▸ **AIM**: Only the lines from the line holding "Read all visible" through the final line of the entries below are to be returned, exactly as they stand.
---- EXERCISE DATA
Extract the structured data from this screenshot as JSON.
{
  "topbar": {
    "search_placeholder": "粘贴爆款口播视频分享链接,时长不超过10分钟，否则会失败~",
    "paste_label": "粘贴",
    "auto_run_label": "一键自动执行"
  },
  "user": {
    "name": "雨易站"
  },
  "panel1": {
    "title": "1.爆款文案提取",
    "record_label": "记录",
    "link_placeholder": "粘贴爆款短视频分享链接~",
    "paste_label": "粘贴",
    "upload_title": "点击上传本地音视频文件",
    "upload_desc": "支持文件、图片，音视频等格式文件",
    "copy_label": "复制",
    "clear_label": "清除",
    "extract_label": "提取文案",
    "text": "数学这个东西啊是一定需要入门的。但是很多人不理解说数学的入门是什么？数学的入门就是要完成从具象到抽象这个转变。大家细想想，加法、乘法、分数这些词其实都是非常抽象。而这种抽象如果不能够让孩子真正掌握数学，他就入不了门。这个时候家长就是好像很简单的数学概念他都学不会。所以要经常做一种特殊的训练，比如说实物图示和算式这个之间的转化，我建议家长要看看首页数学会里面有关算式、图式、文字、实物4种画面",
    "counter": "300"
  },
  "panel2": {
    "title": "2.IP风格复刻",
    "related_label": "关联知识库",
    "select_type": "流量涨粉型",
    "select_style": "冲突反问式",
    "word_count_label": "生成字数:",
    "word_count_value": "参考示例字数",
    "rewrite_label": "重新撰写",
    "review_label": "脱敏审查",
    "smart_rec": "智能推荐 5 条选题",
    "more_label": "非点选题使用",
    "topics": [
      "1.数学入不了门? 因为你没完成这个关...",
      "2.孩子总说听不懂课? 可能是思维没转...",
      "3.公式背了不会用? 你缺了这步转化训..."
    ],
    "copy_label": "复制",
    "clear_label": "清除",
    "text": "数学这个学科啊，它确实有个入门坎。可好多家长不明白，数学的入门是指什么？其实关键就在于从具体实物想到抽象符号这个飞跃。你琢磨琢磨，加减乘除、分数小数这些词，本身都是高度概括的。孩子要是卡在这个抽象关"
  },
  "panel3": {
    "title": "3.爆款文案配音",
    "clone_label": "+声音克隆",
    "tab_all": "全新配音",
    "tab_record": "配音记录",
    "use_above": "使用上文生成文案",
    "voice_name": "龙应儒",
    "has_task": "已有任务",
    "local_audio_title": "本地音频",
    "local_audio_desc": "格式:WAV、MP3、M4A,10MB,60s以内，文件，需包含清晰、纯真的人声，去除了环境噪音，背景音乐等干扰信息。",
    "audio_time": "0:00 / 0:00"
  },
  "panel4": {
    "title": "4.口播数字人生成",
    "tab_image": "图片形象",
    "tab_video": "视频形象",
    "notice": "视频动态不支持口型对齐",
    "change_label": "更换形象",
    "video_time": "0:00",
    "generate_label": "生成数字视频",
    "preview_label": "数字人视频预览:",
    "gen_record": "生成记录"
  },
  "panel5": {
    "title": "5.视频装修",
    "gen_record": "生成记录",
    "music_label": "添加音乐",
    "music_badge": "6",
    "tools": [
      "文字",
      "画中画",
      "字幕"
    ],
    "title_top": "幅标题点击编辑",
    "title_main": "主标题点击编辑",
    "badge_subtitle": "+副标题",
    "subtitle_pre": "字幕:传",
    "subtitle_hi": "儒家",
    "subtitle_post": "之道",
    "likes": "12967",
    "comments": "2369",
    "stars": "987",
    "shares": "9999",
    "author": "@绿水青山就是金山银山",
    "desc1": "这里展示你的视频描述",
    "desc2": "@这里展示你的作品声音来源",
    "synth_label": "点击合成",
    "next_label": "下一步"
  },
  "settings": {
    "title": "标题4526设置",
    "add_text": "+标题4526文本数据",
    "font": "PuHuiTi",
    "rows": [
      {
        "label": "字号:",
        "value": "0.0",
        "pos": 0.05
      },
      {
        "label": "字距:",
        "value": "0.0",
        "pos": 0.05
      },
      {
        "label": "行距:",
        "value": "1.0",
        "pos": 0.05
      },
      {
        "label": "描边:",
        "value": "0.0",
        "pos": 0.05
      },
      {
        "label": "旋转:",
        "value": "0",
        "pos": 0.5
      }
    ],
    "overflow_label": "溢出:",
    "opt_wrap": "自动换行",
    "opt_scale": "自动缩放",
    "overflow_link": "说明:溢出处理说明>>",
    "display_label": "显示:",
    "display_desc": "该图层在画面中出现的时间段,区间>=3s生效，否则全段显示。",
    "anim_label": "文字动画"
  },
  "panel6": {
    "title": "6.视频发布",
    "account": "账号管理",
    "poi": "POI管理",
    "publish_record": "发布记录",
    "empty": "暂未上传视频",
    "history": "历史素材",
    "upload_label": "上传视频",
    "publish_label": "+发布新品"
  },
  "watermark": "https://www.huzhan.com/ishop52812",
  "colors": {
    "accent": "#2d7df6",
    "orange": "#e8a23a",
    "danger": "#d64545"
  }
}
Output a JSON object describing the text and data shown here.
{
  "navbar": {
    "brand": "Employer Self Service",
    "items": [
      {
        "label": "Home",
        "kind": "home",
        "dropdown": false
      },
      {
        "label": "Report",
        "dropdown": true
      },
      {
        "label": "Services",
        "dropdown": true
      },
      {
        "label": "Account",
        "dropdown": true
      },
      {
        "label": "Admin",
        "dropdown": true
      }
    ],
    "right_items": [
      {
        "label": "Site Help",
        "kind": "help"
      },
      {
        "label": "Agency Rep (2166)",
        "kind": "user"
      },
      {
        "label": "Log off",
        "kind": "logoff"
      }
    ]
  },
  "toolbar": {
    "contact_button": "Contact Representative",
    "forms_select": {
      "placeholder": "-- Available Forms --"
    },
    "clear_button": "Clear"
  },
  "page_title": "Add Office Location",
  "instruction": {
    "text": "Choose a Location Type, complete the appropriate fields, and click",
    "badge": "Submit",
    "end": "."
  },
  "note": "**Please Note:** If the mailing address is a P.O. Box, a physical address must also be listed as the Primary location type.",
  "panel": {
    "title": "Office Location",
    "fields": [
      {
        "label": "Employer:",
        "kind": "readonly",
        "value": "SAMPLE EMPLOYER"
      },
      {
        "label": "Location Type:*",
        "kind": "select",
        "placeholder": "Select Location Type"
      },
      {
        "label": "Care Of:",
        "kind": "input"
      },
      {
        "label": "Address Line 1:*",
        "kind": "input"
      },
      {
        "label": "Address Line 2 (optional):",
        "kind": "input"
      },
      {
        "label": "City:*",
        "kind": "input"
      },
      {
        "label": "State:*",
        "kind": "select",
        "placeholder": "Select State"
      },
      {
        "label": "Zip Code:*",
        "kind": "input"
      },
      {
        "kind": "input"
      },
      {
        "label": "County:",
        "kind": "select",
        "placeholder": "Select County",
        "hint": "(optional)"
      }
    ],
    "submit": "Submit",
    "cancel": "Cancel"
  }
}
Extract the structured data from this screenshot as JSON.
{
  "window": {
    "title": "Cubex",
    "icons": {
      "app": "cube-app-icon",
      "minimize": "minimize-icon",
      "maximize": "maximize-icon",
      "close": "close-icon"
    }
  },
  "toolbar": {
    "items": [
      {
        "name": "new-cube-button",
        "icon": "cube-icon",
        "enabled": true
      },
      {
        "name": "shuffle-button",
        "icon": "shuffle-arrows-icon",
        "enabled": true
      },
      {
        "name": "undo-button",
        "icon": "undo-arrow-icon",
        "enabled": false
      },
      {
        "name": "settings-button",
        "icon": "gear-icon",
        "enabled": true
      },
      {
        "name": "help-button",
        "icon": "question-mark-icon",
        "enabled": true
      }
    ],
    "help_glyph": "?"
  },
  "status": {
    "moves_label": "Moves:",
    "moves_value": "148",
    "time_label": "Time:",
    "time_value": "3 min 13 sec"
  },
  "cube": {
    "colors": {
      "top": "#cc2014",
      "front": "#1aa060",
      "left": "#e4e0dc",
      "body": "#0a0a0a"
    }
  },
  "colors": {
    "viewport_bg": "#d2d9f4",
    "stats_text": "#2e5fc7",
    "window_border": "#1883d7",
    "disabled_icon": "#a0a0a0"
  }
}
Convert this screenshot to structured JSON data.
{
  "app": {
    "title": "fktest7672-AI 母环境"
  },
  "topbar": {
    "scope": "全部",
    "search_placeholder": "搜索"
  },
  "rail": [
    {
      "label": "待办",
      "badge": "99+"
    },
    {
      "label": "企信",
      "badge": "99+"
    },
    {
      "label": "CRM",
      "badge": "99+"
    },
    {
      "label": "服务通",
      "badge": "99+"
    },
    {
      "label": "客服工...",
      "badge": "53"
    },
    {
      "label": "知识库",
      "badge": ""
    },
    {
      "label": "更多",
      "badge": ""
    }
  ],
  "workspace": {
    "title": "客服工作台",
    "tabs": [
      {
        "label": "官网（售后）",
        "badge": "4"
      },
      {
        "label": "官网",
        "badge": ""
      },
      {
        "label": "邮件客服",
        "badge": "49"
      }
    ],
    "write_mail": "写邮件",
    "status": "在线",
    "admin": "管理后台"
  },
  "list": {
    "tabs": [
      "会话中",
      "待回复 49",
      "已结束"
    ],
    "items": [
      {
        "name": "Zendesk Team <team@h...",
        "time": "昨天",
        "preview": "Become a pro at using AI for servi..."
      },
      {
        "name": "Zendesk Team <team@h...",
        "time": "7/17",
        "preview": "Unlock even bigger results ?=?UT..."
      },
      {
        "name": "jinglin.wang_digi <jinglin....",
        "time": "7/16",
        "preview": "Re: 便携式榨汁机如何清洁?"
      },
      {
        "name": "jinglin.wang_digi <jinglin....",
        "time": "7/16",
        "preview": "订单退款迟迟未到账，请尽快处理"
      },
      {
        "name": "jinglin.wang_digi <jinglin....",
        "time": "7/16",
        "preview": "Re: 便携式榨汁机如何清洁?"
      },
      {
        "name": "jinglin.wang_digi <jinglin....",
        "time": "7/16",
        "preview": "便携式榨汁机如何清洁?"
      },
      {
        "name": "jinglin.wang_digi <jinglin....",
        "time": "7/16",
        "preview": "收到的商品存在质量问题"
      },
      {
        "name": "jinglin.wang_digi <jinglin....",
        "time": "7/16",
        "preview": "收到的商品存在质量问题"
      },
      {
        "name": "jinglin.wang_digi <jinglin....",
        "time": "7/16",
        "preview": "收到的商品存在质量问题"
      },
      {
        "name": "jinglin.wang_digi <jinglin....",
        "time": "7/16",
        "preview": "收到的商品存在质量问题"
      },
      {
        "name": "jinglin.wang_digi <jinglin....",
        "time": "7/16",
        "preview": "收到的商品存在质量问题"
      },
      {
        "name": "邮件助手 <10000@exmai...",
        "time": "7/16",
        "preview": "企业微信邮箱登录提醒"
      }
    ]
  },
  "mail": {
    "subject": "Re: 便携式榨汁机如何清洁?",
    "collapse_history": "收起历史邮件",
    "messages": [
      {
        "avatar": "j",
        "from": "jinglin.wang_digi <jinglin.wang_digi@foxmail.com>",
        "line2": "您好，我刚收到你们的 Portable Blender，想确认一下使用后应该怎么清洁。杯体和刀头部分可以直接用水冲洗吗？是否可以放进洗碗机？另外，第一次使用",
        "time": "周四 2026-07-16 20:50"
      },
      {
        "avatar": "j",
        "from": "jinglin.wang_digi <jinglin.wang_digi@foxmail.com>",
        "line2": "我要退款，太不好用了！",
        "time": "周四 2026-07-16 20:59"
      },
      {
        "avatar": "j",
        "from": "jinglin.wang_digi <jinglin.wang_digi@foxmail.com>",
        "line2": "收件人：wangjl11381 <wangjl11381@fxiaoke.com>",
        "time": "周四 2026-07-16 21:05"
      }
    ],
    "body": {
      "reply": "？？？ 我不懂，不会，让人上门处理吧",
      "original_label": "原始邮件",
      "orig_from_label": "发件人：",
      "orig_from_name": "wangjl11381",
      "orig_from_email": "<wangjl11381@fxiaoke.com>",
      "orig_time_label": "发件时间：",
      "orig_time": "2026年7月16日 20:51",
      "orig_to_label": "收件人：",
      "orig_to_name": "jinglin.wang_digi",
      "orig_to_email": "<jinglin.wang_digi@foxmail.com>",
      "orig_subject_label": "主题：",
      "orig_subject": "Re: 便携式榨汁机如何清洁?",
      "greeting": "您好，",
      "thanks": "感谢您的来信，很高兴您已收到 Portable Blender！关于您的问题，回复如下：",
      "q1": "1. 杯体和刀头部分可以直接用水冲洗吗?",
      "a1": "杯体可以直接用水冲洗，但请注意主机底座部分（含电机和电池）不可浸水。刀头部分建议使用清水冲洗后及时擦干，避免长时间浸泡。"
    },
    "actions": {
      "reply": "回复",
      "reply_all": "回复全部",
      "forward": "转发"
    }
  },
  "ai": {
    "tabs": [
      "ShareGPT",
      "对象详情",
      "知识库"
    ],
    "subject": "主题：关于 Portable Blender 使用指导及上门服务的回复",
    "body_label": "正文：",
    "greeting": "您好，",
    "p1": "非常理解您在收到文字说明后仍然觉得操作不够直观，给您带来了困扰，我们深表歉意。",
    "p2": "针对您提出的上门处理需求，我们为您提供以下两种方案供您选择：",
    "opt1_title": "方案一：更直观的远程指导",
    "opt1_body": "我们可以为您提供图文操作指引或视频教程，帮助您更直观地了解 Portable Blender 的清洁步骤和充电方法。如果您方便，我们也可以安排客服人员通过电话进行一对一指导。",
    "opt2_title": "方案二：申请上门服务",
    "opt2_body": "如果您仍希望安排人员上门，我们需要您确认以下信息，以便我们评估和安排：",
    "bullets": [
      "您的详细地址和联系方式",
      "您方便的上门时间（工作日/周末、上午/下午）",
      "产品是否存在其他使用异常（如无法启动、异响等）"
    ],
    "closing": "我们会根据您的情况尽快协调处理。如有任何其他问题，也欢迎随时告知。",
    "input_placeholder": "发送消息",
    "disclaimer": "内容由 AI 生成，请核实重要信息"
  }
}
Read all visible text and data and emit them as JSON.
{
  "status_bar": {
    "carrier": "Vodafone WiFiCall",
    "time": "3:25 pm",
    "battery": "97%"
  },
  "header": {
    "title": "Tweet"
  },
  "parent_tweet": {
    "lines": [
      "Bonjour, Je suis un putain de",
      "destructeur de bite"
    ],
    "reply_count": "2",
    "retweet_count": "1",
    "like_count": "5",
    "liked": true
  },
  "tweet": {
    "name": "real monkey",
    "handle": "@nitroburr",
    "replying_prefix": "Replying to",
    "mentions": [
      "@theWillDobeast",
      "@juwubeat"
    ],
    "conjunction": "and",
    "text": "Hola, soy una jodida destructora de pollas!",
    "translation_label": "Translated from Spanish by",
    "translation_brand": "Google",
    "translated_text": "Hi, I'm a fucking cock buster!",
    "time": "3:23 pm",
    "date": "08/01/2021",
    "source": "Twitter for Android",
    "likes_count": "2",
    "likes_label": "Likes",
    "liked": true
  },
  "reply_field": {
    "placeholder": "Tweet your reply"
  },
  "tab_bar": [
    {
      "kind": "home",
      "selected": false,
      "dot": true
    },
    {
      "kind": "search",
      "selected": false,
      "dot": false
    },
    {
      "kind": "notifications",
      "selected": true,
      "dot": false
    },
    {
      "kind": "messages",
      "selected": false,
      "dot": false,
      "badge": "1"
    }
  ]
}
--------
▸ **IN RESPONSE**:
Read all visible text and data and emit them as JSON.
{
  "status_bar": {
    "carrier": "Vodafone WiFiCall",
    "time": "3:25 pm",
    "battery": "97%"
  },
  "header": {
    "title": "Tweet"
  },
  "parent_tweet": {
    "lines": [
      "Bonjour, Je suis un putain de",
      "destructeur de bite"
    ],
    "reply_count": "2",
    "retweet_count": "1",
    "like_count": "5",
    "liked": true
  },
  "tweet": {
    "name": "real monkey",
    "handle": "@nitroburr",
    "replying_prefix": "Replying to",
    "mentions": [
      "@theWillDobeast",
      "@juwubeat"
    ],
    "conjunction": "and",
    "text": "Hola, soy una jodida destructora de pollas!",
    "translation_label": "Translated from Spanish by",
    "translation_brand": "Google",
    "translated_text": "Hi, I'm a fucking cock buster!",
    "time": "3:23 pm",
    "date": "08/01/2021",
    "source": "Twitter for Android",
    "likes_count": "2",
    "likes_label": "Likes",
    "liked": true
  },
  "reply_field": {
    "placeholder": "Tweet your reply"
  },
  "tab_bar": [
    {
      "kind": "home",
      "selected": false,
      "dot": true
    },
    {
      "kind": "search",
      "selected": false,
      "dot": false
    },
    {
      "kind": "notifications",
      "selected": true,
      "dot": false
    },
    {
      "kind": "messages",
      "selected": false,
      "dot": false,
      "badge": "1"
    }
  ]
}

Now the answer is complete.